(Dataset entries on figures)
········
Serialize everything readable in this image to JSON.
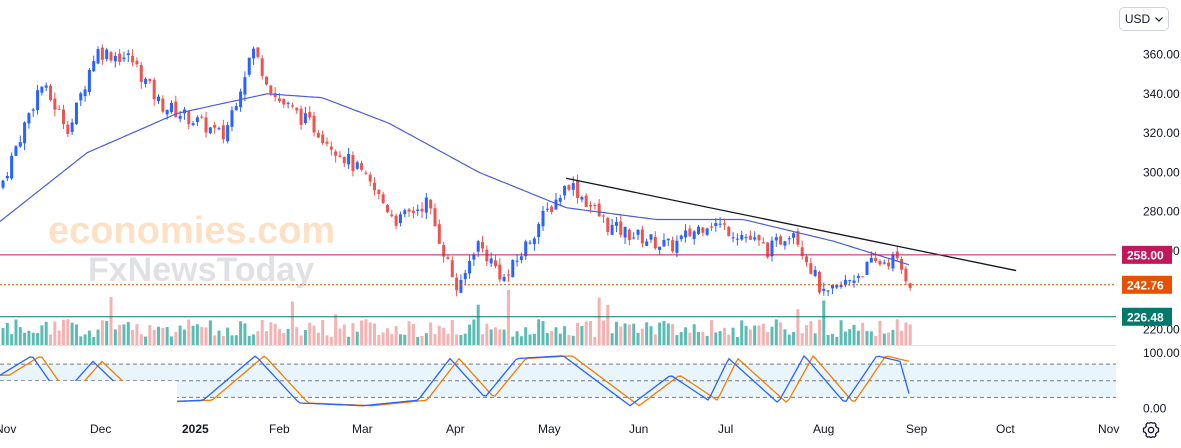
{
  "currency_selector": {
    "label": "USD"
  },
  "watermark": {
    "line1": "economies.com",
    "line2": "FxNewsToday"
  },
  "colors": {
    "up": "#2962ff",
    "down": "#ef5350",
    "ma": "#4c5cdb",
    "trendline": "#131722",
    "level_red": "#c2185b",
    "level_orange": "#e65100",
    "level_green": "#00796b",
    "stoch_k": "#2962ff",
    "stoch_d": "#f57c00"
  },
  "chart_data": {
    "type": "candlestick",
    "price_axis": {
      "ticks": [
        "360.00",
        "340.00",
        "320.00",
        "300.00",
        "280.00",
        "260.00",
        "220.00"
      ],
      "range": [
        218,
        372
      ]
    },
    "stoch_axis": {
      "ticks": [
        "100.00",
        "0.00"
      ],
      "range": [
        0,
        100
      ],
      "bands": [
        80,
        50,
        20
      ]
    },
    "time_axis": {
      "labels": [
        "Nov",
        "Dec",
        "2025",
        "Feb",
        "Mar",
        "Apr",
        "May",
        "Jun",
        "Jul",
        "Aug",
        "Sep",
        "Oct",
        "Nov"
      ]
    },
    "price_levels": [
      {
        "value": 258.0,
        "label": "258.00",
        "style": "solid",
        "color": "#c2185b"
      },
      {
        "value": 242.76,
        "label": "242.76",
        "style": "dotted",
        "color": "#e65100"
      },
      {
        "value": 226.48,
        "label": "226.48",
        "style": "solid",
        "color": "#00796b"
      }
    ],
    "trendline": {
      "from": {
        "date": "2025-05-15",
        "value": 297
      },
      "to": {
        "date": "2025-10-17",
        "value": 250
      }
    },
    "price_keyframes": [
      {
        "date": "2024-11-01",
        "value": 292
      },
      {
        "date": "2024-11-15",
        "value": 345
      },
      {
        "date": "2024-11-25",
        "value": 322
      },
      {
        "date": "2024-12-04",
        "value": 362
      },
      {
        "date": "2024-12-16",
        "value": 358
      },
      {
        "date": "2024-12-26",
        "value": 335
      },
      {
        "date": "2025-01-09",
        "value": 325
      },
      {
        "date": "2025-01-17",
        "value": 318
      },
      {
        "date": "2025-01-27",
        "value": 363
      },
      {
        "date": "2025-02-04",
        "value": 338
      },
      {
        "date": "2025-02-18",
        "value": 322
      },
      {
        "date": "2025-03-05",
        "value": 300
      },
      {
        "date": "2025-03-18",
        "value": 275
      },
      {
        "date": "2025-03-28",
        "value": 285
      },
      {
        "date": "2025-04-08",
        "value": 238
      },
      {
        "date": "2025-04-14",
        "value": 265
      },
      {
        "date": "2025-04-24",
        "value": 245
      },
      {
        "date": "2025-05-06",
        "value": 275
      },
      {
        "date": "2025-05-16",
        "value": 295
      },
      {
        "date": "2025-05-30",
        "value": 272
      },
      {
        "date": "2025-06-20",
        "value": 262
      },
      {
        "date": "2025-07-03",
        "value": 275
      },
      {
        "date": "2025-07-15",
        "value": 268
      },
      {
        "date": "2025-07-24",
        "value": 260
      },
      {
        "date": "2025-08-01",
        "value": 272
      },
      {
        "date": "2025-08-12",
        "value": 236
      },
      {
        "date": "2025-08-28",
        "value": 253
      },
      {
        "date": "2025-09-05",
        "value": 256
      },
      {
        "date": "2025-09-11",
        "value": 243
      }
    ],
    "ma_keyframes": [
      {
        "date": "2024-11-01",
        "value": 275
      },
      {
        "date": "2024-12-01",
        "value": 310
      },
      {
        "date": "2025-01-01",
        "value": 330
      },
      {
        "date": "2025-02-01",
        "value": 340
      },
      {
        "date": "2025-02-20",
        "value": 338
      },
      {
        "date": "2025-03-15",
        "value": 325
      },
      {
        "date": "2025-04-15",
        "value": 300
      },
      {
        "date": "2025-05-15",
        "value": 282
      },
      {
        "date": "2025-06-15",
        "value": 276
      },
      {
        "date": "2025-07-15",
        "value": 276
      },
      {
        "date": "2025-08-15",
        "value": 265
      },
      {
        "date": "2025-09-10",
        "value": 253
      }
    ],
    "stochastic_keyframes": [
      {
        "date": "2024-11-01",
        "k": 60
      },
      {
        "date": "2024-11-12",
        "k": 95
      },
      {
        "date": "2024-11-22",
        "k": 20
      },
      {
        "date": "2024-12-03",
        "k": 85
      },
      {
        "date": "2024-12-18",
        "k": 10
      },
      {
        "date": "2025-01-10",
        "k": 15
      },
      {
        "date": "2025-01-28",
        "k": 95
      },
      {
        "date": "2025-02-12",
        "k": 10
      },
      {
        "date": "2025-03-06",
        "k": 5
      },
      {
        "date": "2025-03-25",
        "k": 15
      },
      {
        "date": "2025-04-05",
        "k": 90
      },
      {
        "date": "2025-04-17",
        "k": 20
      },
      {
        "date": "2025-04-28",
        "k": 90
      },
      {
        "date": "2025-05-14",
        "k": 95
      },
      {
        "date": "2025-06-06",
        "k": 5
      },
      {
        "date": "2025-06-20",
        "k": 60
      },
      {
        "date": "2025-07-03",
        "k": 15
      },
      {
        "date": "2025-07-10",
        "k": 90
      },
      {
        "date": "2025-07-27",
        "k": 10
      },
      {
        "date": "2025-08-05",
        "k": 95
      },
      {
        "date": "2025-08-19",
        "k": 10
      },
      {
        "date": "2025-08-30",
        "k": 95
      },
      {
        "date": "2025-09-07",
        "k": 85
      },
      {
        "date": "2025-09-11",
        "k": 10
      }
    ]
  }
}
········
What to work on -
Every entry above is to be set down exactly; the pictures are to be left out.

Worked answer -
Serialize everything readable in this image to JSON.
{
  "currency_selector": {
    "label": "USD"
  },
  "watermark": {
    "line1": "economies.com",
    "line2": "FxNewsToday"
  },
  "colors": {
    "up": "#2962ff",
    "down": "#ef5350",
    "ma": "#4c5cdb",
    "trendline": "#131722",
    "level_red": "#c2185b",
    "level_orange": "#e65100",
    "level_green": "#00796b",
    "stoch_k": "#2962ff",
    "stoch_d": "#f57c00"
  },
  "chart_data": {
    "type": "candlestick",
    "price_axis": {
      "ticks": [
        "360.00",
        "340.00",
        "320.00",
        "300.00",
        "280.00",
        "260.00",
        "220.00"
      ],
      "range": [
        218,
        372
      ]
    },
    "stoch_axis": {
      "ticks": [
        "100.00",
        "0.00"
      ],
      "range": [
        0,
        100
      ],
      "bands": [
        80,
        50,
        20
      ]
    },
    "time_axis": {
      "labels": [
        "Nov",
        "Dec",
        "2025",
        "Feb",
        "Mar",
        "Apr",
        "May",
        "Jun",
        "Jul",
        "Aug",
        "Sep",
        "Oct",
        "Nov"
      ]
    },
    "price_levels": [
      {
        "value": 258.0,
        "label": "258.00",
        "style": "solid",
        "color": "#c2185b"
      },
      {
        "value": 242.76,
        "label": "242.76",
        "style": "dotted",
        "color": "#e65100"
      },
      {
        "value": 226.48,
        "label": "226.48",
        "style": "solid",
        "color": "#00796b"
      }
    ],
    "trendline": {
      "from": {
        "date": "2025-05-15",
        "value": 297
      },
      "to": {
        "date": "2025-10-17",
        "value": 250
      }
    },
    "price_keyframes": [
      {
        "date": "2024-11-01",
        "value": 292
      },
      {
        "date": "2024-11-15",
        "value": 345
      },
      {
        "date": "2024-11-25",
        "value": 322
      },
      {
        "date": "2024-12-04",
        "value": 362
      },
      {
        "date": "2024-12-16",
        "value": 358
      },
      {
        "date": "2024-12-26",
        "value": 335
      },
      {
        "date": "2025-01-09",
        "value": 325
      },
      {
        "date": "2025-01-17",
        "value": 318
      },
      {
        "date": "2025-01-27",
        "value": 363
      },
      {
        "date": "2025-02-04",
        "value": 338
      },
      {
        "date": "2025-02-18",
        "value": 322
      },
      {
        "date": "2025-03-05",
        "value": 300
      },
      {
        "date": "2025-03-18",
        "value": 275
      },
      {
        "date": "2025-03-28",
        "value": 285
      },
      {
        "date": "2025-04-08",
        "value": 238
      },
      {
        "date": "2025-04-14",
        "value": 265
      },
      {
        "date": "2025-04-24",
        "value": 245
      },
      {
        "date": "2025-05-06",
        "value": 275
      },
      {
        "date": "2025-05-16",
        "value": 295
      },
      {
        "date": "2025-05-30",
        "value": 272
      },
      {
        "date": "2025-06-20",
        "value": 262
      },
      {
        "date": "2025-07-03",
        "value": 275
      },
      {
        "date": "2025-07-15",
        "value": 268
      },
      {
        "date": "2025-07-24",
        "value": 260
      },
      {
        "date": "2025-08-01",
        "value": 272
      },
      {
        "date": "2025-08-12",
        "value": 236
      },
      {
        "date": "2025-08-28",
        "value": 253
      },
      {
        "date": "2025-09-05",
        "value": 256
      },
      {
        "date": "2025-09-11",
        "value": 243
      }
    ],
    "ma_keyframes": [
      {
        "date": "2024-11-01",
        "value": 275
      },
      {
        "date": "2024-12-01",
        "value": 310
      },
      {
        "date": "2025-01-01",
        "value": 330
      },
      {
        "date": "2025-02-01",
        "value": 340
      },
      {
        "date": "2025-02-20",
        "value": 338
      },
      {
        "date": "2025-03-15",
        "value": 325
      },
      {
        "date": "2025-04-15",
        "value": 300
      },
      {
        "date": "2025-05-15",
        "value": 282
      },
      {
        "date": "2025-06-15",
        "value": 276
      },
      {
        "date": "2025-07-15",
        "value": 276
      },
      {
        "date": "2025-08-15",
        "value": 265
      },
      {
        "date": "2025-09-10",
        "value": 253
      }
    ],
    "stochastic_keyframes": [
      {
        "date": "2024-11-01",
        "k": 60
      },
      {
        "date": "2024-11-12",
        "k": 95
      },
      {
        "date": "2024-11-22",
        "k": 20
      },
      {
        "date": "2024-12-03",
        "k": 85
      },
      {
        "date": "2024-12-18",
        "k": 10
      },
      {
        "date": "2025-01-10",
        "k": 15
      },
      {
        "date": "2025-01-28",
        "k": 95
      },
      {
        "date": "2025-02-12",
        "k": 10
      },
      {
        "date": "2025-03-06",
        "k": 5
      },
      {
        "date": "2025-03-25",
        "k": 15
      },
      {
        "date": "2025-04-05",
        "k": 90
      },
      {
        "date": "2025-04-17",
        "k": 20
      },
      {
        "date": "2025-04-28",
        "k": 90
      },
      {
        "date": "2025-05-14",
        "k": 95
      },
      {
        "date": "2025-06-06",
        "k": 5
      },
      {
        "date": "2025-06-20",
        "k": 60
      },
      {
        "date": "2025-07-03",
        "k": 15
      },
      {
        "date": "2025-07-10",
        "k": 90
      },
      {
        "date": "2025-07-27",
        "k": 10
      },
      {
        "date": "2025-08-05",
        "k": 95
      },
      {
        "date": "2025-08-19",
        "k": 10
      },
      {
        "date": "2025-08-30",
        "k": 95
      },
      {
        "date": "2025-09-07",
        "k": 85
      },
      {
        "date": "2025-09-11",
        "k": 10
      }
    ]
  }
}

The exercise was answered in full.